**** Record set ****

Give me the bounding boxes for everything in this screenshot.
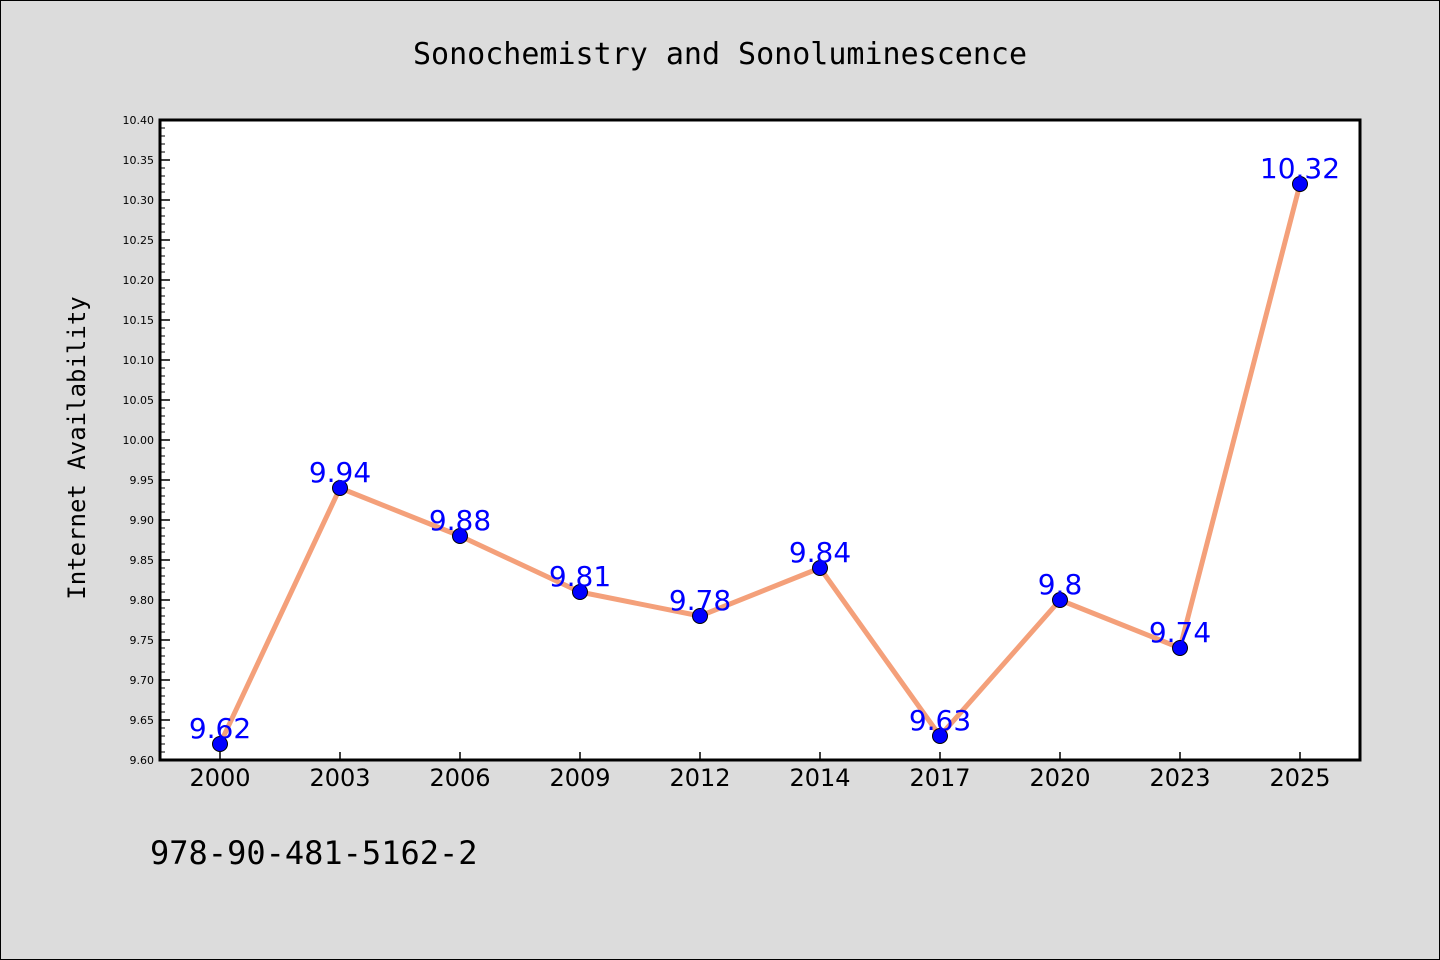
- data-label: 9.81: [549, 560, 611, 593]
- data-point: [452, 528, 468, 544]
- y-tick-label: 9.65: [130, 714, 155, 727]
- data-label: 9.94: [309, 456, 371, 489]
- y-tick-label: 9.95: [130, 474, 155, 487]
- data-point: [1172, 640, 1188, 656]
- y-tick-label: 10.10: [123, 354, 155, 367]
- data-point: [932, 728, 948, 744]
- y-tick-label: 9.70: [130, 674, 155, 687]
- chart-title: Sonochemistry and Sonoluminescence: [413, 37, 1027, 72]
- x-tick-label: 2012: [669, 764, 730, 792]
- data-point: [692, 608, 708, 624]
- series-points-group: [212, 176, 1308, 752]
- data-label: 9.88: [429, 504, 491, 537]
- y-tick-label: 10.05: [123, 394, 155, 407]
- isbn-annotation: 978-90-481-5162-2: [150, 834, 478, 872]
- x-tick-label: 2014: [789, 764, 850, 792]
- data-label: 10.32: [1260, 152, 1340, 185]
- y-tick-label: 10.20: [123, 274, 155, 287]
- y-tick-label: 9.90: [130, 514, 155, 527]
- data-label: 9.62: [189, 712, 251, 745]
- y-tick-label: 10.40: [123, 114, 155, 127]
- x-tick-label: 2020: [1029, 764, 1090, 792]
- x-tick-label: 2003: [309, 764, 370, 792]
- data-point: [1292, 176, 1308, 192]
- y-tick-label: 10.00: [123, 434, 155, 447]
- data-labels-group: 9.62 9.94 9.88 9.81 9.78 9.84 9.63 9.8 9.74 10.32: [189, 152, 1340, 745]
- data-label: 9.78: [669, 584, 731, 617]
- y-tick-label: 10.25: [123, 234, 155, 247]
- y-tick-label: 9.60: [130, 754, 155, 767]
- series-line: [217, 181, 1303, 747]
- data-label: 9.74: [1149, 616, 1211, 649]
- y-tick-label: 10.30: [123, 194, 155, 207]
- data-point: [332, 480, 348, 496]
- x-tick-label: 2000: [189, 764, 250, 792]
- x-tick-label: 2017: [909, 764, 970, 792]
- data-label: 9.63: [909, 704, 971, 737]
- data-label: 9.84: [789, 536, 851, 569]
- data-point: [812, 560, 828, 576]
- y-tick-label: 9.75: [130, 634, 155, 647]
- x-axis-ticks: 2000 2003 2006 2009 2012 2014 2017 2020 2023 2025: [189, 752, 1331, 792]
- plot-area: [158, 118, 1362, 762]
- y-axis-ticks: 9.60 9.65 9.70 9.75 9.80 9.85 9.90 9.95 10.00 10.…: [123, 114, 170, 767]
- data-point: [572, 584, 588, 600]
- x-tick-label: 2025: [1269, 764, 1330, 792]
- y-tick-label: 9.80: [130, 594, 155, 607]
- data-label: 9.8: [1038, 568, 1083, 601]
- series-line-group: [217, 181, 1303, 747]
- data-point: [1052, 592, 1068, 608]
- x-tick-label: 2006: [429, 764, 490, 792]
- y-tick-label: 9.85: [130, 554, 155, 567]
- y-tick-label: 10.15: [123, 314, 155, 327]
- x-tick-label: 2009: [549, 764, 610, 792]
- data-point: [212, 736, 228, 752]
- x-tick-label: 2023: [1149, 764, 1210, 792]
- y-axis-label: Internet Availability: [63, 296, 91, 599]
- y-tick-label: 10.35: [123, 154, 155, 167]
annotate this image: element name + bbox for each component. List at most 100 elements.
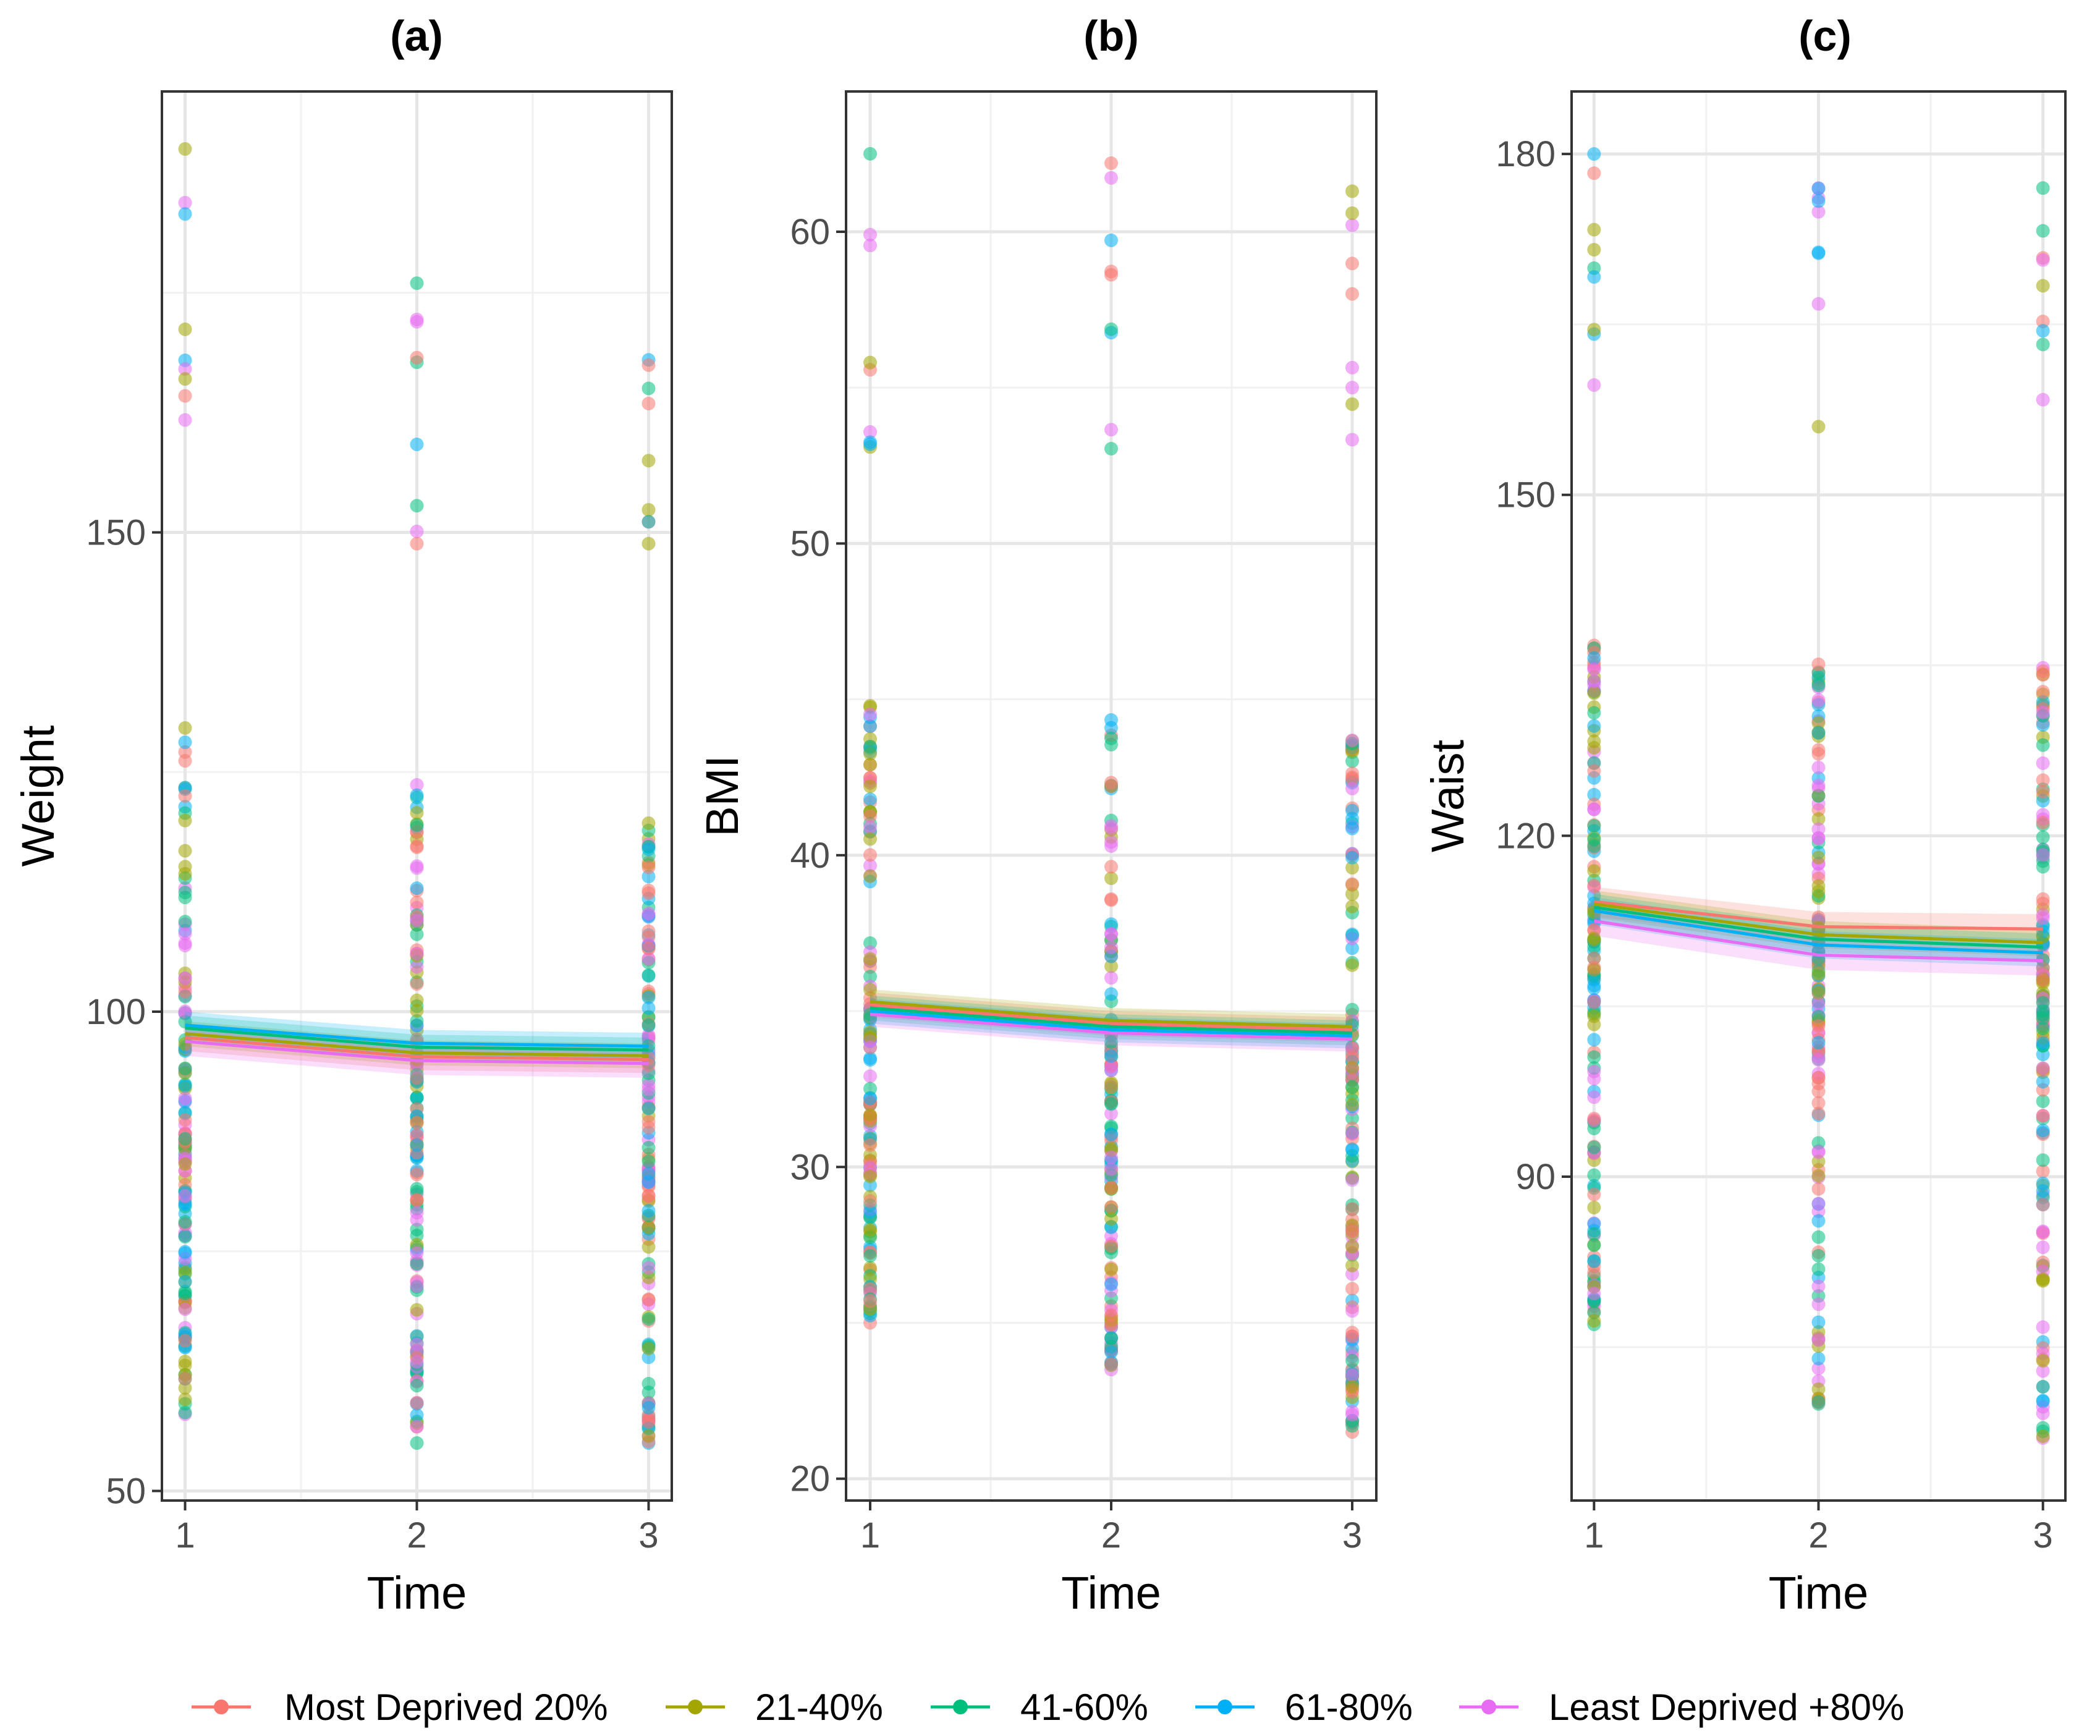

****

■ What you have to do
Please render every line of the entries above as a JSON list of strings, one string per line, with blank lines omitted. Leave the pictures out of the list.

■ Exercise response
[
  "Give me the bounding boxes for everything in this screenshot.",
  "- data-label: 9.81: [549, 560, 611, 593]",
  "- data-point: [452, 528, 468, 544]",
  "- y-tick-label: 9.65: [130, 714, 155, 727]",
  "- data-label: 9.94: [309, 456, 371, 489]",
  "- y-tick-label: 9.95: [130, 474, 155, 487]",
  "- data-point: [1172, 640, 1188, 656]",
  "- y-tick-label: 10.10: [123, 354, 155, 367]",
  "- data-point: [932, 728, 948, 744]",
  "- y-tick-label: 9.70: [130, 674, 155, 687]",
  "- chart-title: Sonochemistry and Sonoluminescence: [413, 37, 1027, 72]",
  "- x-tick-label: 2012: [669, 764, 730, 792]",
  "- data-point: [692, 608, 708, 624]",
  "- series-points-group: [212, 176, 1308, 752]",
  "- data-label: 9.88: [429, 504, 491, 537]",
  "- y-tick-label: 10.05: [123, 394, 155, 407]",
  "- isbn-annotation: 978-90-481-5162-2: [150, 834, 478, 872]",
  "- x-tick-label: 2014: [789, 764, 850, 792]",
  "- data-label: 10.32: [1260, 152, 1340, 185]",
  "- y-tick-label: 10.20: [123, 274, 155, 287]",
  "- y-tick-label: 9.90: [130, 514, 155, 527]",
  "- data-label: 9.62: [189, 712, 251, 745]",
  "- y-tick-label: 10.40: [123, 114, 155, 127]",
  "- x-tick-label: 2020: [1029, 764, 1090, 792]",
  "- x-tick-label: 2003: [309, 764, 370, 792]",
  "- data-point: [1292, 176, 1308, 192]",
  "- y-tick-label: 10.00: [123, 434, 155, 447]",
  "- data-labels-group: 9.62 9.94 9.88 9.81 9.78 9.84 9.63 9.8 9.74 10.32: [189, 152, 1340, 745]",
  "- data-label: 9.78: [669, 584, 731, 617]",
  "- y-tick-label: 10.25: [123, 234, 155, 247]",
  "- y-tick-label: 9.60: [130, 754, 155, 767]",
  "- series-line: [217, 181, 1303, 747]",
  "- data-label: 9.74: [1149, 616, 1211, 649]",
  "- y-tick-label: 10.30: [123, 194, 155, 207]",
  "- data-point: [332, 480, 348, 496]",
  "- x-tick-label: 2000: [189, 764, 250, 792]",
  "- x-tick-label: 2017: [909, 764, 970, 792]",
  "- data-label: 9.63: [909, 704, 971, 737]",
  "- data-label: 9.84: [789, 536, 851, 569]",
  "- data-point: [812, 560, 828, 576]",
  "- y-tick-label: 9.75: [130, 634, 155, 647]",
  "- x-axis-ticks: 2000 2003 2006 2009 2012 2014 2017 2020 2023 2025: [189, 752, 1331, 792]",
  "- plot-area: [158, 118, 1362, 762]",
  "- y-axis-ticks: 9.60 9.65 9.70 9.75 9.80 9.85 9.90 9.95 10.00 10.…: [123, 114, 170, 767]",
  "- data-point: [572, 584, 588, 600]",
  "- x-tick-label: 2025: [1269, 764, 1330, 792]",
  "- y-tick-label: 9.80: [130, 594, 155, 607]",
  "- data-label: 9.8: [1038, 568, 1083, 601]",
  "- series-line-group: [217, 181, 1303, 747]",
  "- data-point: [1052, 592, 1068, 608]",
  "- x-tick-label: 2006: [429, 764, 490, 792]",
  "- y-tick-label: 9.85: [130, 554, 155, 567]",
  "- y-tick-label: 10.15: [123, 314, 155, 327]",
  "- x-tick-label: 2009: [549, 764, 610, 792]",
  "- data-point: [212, 736, 228, 752]",
  "- x-tick-label: 2023: [1149, 764, 1210, 792]",
  "- y-axis-label: Internet Availability: [63, 296, 91, 599]",
  "- y-tick-label: 10.35: [123, 154, 155, 167]",
  "annotate this image: element name + bbox for each component. List at most 100 elements."
]